EXTRAIT DU DOCUMENT →
══════════

Cet environnement international a permis à l’économie cubaine de respirer, et au gouvernement de continuer à développer le secteur de la santé. La résurgence de gouvernements pro-américains et néolibéraux, marquée par la prise de pouvoir de Michel Temer puis de Jair Bolsonaro au Brésil, ainsi que le coup-d’État contre Evo Morales en Bolivie, ont cependant rebattu les cartes. Le Brésil a chassé en 2018 les médecins cubains de son territoire. L’Équateur de Lenín Moreno et la Bolivie de Jeanine Añez n’ont pas tardé à lui emboîter le pas.
Ces revirements privent ainsi l’État cubain d’une partie importante de ses précieux revenus, et restreignent l’étendue de ses coopérations. La résilience du gouvernement vénézuélien de Nicolas Maduro permet pour le moment de limiter l’impact de ces revirements politiques, mais la situation géopolitique de l’île n’avait pas semblé aussi fragile depuis les années 1990.
Le coronavirus, une aubaine pour le renouveau de la « diplomatie médicale » cubaine ?
À cause de la pandémie du COVID 19, les missions des brigades médicales cubaines aux pays en difficulté ont depuis augmenté, principalement dans la Caraïbe et en Amérique latine, mais aussi en Chine, en Afrique, et même en Europe.
« Cette situation, en plus de manifester l’incapacité de l’Union européenne, a suscité la colère de Donald Trump »
Le 24 mars, une quarantaine de députés français de tout bord incitait le Premier ministre Édouard Philippe à solliciter l’aide médicale de Cuba, peut après l’arrivée de médecins cubains en Italie. François-Michel Lambert, député ex-LREM, avait alors souligné qu’ « effectivement, Cuba a développé une expertise rare dans la gestion des crises d’épidémies sanitaires sur tous les continents ». Le gouvernement avait alors accepté par décret l’envoi de médecins cubains dans ses départements d’outre-mer. Une décision qui permet « d’aller puiser dans nos ressources fraternelles cubaines », se réjouit Catherine Conconne, sénatrice du Parti progressiste martiniquais. Cette dernière avait justement été à l’origine, en 2019, d’un amendement au code de la santé afin de permettre à Cuba d’envoyer un contingent médical pour lutter contre les déserts médicaux en outre-mer.

══════════

LES DONNÉES →
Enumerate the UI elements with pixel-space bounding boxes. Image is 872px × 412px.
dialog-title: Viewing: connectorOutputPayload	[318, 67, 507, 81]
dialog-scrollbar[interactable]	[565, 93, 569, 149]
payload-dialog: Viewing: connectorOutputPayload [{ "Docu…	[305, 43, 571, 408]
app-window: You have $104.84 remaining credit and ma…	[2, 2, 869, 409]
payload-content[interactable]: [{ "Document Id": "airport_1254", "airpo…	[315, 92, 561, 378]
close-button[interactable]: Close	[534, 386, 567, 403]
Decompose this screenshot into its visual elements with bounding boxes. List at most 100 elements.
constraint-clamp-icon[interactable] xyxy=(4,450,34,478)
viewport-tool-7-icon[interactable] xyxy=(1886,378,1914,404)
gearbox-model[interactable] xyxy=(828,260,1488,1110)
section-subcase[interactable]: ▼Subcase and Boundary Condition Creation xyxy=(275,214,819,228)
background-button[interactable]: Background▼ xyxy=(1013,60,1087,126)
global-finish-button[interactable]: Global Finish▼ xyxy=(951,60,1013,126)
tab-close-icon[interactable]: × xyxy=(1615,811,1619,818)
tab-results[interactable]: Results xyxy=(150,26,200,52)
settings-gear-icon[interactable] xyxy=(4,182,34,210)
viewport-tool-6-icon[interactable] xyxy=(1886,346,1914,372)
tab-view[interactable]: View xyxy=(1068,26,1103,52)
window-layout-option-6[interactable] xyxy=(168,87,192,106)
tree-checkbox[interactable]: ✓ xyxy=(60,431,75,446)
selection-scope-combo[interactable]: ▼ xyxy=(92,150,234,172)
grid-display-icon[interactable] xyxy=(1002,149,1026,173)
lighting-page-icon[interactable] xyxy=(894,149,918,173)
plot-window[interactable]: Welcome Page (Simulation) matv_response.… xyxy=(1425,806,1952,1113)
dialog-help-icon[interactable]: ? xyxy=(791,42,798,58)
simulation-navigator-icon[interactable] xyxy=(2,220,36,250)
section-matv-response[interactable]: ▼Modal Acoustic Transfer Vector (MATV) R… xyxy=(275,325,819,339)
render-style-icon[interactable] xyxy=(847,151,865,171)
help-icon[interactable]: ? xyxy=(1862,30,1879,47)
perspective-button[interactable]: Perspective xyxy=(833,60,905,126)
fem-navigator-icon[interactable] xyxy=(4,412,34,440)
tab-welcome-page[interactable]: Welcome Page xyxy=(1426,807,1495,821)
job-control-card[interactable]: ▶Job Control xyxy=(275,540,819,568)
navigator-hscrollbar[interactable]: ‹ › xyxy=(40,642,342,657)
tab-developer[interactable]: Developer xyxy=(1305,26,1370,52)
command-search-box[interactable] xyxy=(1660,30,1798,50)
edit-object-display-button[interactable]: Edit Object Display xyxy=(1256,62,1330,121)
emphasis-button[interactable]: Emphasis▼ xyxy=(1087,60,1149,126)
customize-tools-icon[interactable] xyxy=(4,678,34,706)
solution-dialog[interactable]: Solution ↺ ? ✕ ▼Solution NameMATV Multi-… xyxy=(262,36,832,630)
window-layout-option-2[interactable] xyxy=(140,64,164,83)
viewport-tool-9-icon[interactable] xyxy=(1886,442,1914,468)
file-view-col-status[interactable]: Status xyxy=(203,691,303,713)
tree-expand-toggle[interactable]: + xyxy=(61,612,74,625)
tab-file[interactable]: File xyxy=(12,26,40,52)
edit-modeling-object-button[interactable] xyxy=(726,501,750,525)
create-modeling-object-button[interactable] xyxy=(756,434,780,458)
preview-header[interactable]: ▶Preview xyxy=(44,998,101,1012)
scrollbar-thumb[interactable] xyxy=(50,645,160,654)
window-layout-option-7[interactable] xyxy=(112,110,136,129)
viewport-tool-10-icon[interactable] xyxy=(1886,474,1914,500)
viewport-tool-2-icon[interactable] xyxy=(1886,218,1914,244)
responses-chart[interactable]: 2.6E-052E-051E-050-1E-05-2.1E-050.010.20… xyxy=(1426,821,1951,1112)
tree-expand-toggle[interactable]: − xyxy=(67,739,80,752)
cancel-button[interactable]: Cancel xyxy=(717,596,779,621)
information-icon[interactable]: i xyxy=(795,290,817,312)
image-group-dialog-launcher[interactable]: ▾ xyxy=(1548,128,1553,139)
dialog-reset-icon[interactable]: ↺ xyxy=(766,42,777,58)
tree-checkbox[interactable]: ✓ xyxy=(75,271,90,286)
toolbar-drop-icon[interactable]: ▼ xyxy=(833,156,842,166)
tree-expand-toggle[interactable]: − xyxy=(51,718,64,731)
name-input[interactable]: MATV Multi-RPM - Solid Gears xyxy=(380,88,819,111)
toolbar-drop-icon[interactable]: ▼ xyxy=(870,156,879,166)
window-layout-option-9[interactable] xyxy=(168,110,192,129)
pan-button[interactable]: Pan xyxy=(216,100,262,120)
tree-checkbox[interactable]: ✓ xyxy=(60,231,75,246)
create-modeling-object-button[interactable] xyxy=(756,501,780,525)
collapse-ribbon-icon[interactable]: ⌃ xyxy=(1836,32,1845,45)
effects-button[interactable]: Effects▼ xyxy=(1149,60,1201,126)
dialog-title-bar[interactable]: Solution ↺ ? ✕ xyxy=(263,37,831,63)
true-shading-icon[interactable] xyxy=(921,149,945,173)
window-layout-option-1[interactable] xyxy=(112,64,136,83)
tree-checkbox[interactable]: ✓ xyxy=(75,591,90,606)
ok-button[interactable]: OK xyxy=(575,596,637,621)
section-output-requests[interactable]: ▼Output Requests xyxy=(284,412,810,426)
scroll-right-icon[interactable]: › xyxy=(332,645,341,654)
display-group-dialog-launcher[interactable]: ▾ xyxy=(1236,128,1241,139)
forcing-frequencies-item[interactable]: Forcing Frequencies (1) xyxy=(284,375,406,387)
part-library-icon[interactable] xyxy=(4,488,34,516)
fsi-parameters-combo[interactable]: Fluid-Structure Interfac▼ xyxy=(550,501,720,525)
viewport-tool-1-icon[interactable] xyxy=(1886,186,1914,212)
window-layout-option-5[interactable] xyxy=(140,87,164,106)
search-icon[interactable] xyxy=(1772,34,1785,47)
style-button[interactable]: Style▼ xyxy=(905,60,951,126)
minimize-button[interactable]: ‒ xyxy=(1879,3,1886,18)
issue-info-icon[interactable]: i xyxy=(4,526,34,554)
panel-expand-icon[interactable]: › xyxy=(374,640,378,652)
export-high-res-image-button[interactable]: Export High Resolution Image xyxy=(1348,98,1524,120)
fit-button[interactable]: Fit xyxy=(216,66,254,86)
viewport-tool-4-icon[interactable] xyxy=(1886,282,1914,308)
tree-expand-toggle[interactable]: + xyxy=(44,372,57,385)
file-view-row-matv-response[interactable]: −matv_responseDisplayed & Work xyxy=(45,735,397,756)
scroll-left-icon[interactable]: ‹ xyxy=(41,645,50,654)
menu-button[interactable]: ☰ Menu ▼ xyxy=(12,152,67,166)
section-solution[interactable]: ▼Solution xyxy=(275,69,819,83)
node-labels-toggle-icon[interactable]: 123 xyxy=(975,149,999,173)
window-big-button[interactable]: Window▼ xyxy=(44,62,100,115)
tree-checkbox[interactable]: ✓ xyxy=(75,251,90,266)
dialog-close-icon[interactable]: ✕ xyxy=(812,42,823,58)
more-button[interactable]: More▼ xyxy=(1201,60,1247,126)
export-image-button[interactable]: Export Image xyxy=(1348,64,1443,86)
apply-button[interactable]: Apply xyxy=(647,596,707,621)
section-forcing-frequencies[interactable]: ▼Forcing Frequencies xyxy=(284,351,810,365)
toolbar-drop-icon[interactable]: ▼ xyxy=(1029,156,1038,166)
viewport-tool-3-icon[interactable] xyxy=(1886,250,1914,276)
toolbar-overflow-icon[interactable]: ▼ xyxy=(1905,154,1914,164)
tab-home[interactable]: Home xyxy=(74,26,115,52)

══════════

CONSIGNE → Rédigez la suite du texte sur la diplomatie médicale cubaine, à partir de sa dernière phrase.

RÉPONSE →
Cette situation, en plus de manifester l’incapacité de l’Union européenne à répondre de façon coordonnée et solidaire à cette crise, a suscité la colère du président des États-Unis, Donald Trump. Pointant à juste titre la difficulté du quotidien des médecins cubains à l’étranger, parfois exposés à de très grands risques et confrontés à une grande précarité, l’essentiel de leurs revenus étant captés par l’île, le département d’État s’était ainsi violemment exprimé contre l’aide médicale cubaine, s’exposant à son tour à de vives critiques.
Dans une riposte, les dirigeants cubains ont à leur tour accusé les dirigeants américains d’immoralité. Juan Antonio Fernández, directeur adjoint de la communication du Ministère des affaires étrangères a ainsi déclaré : « La pandémie nous menace tous. C’est le moment de pratiquer la solidarité et de venir en aide à ceux qui en ont besoin », rappelant non sans provocation que Cuba compte 8,2 médecins pour 1000 habitants, contre 2,6 pour les États-Unis.
Reste à savoir si la diplomatie médicale cubaine, qui a vu son prestige renforcé lors de la crise tragique du coronavirus, permettra à l’île de pallier sa fragilité géopolitique régionale, accentuée par les revirements politiques de ses anciens alliés brésilien, équatorien et bolivien.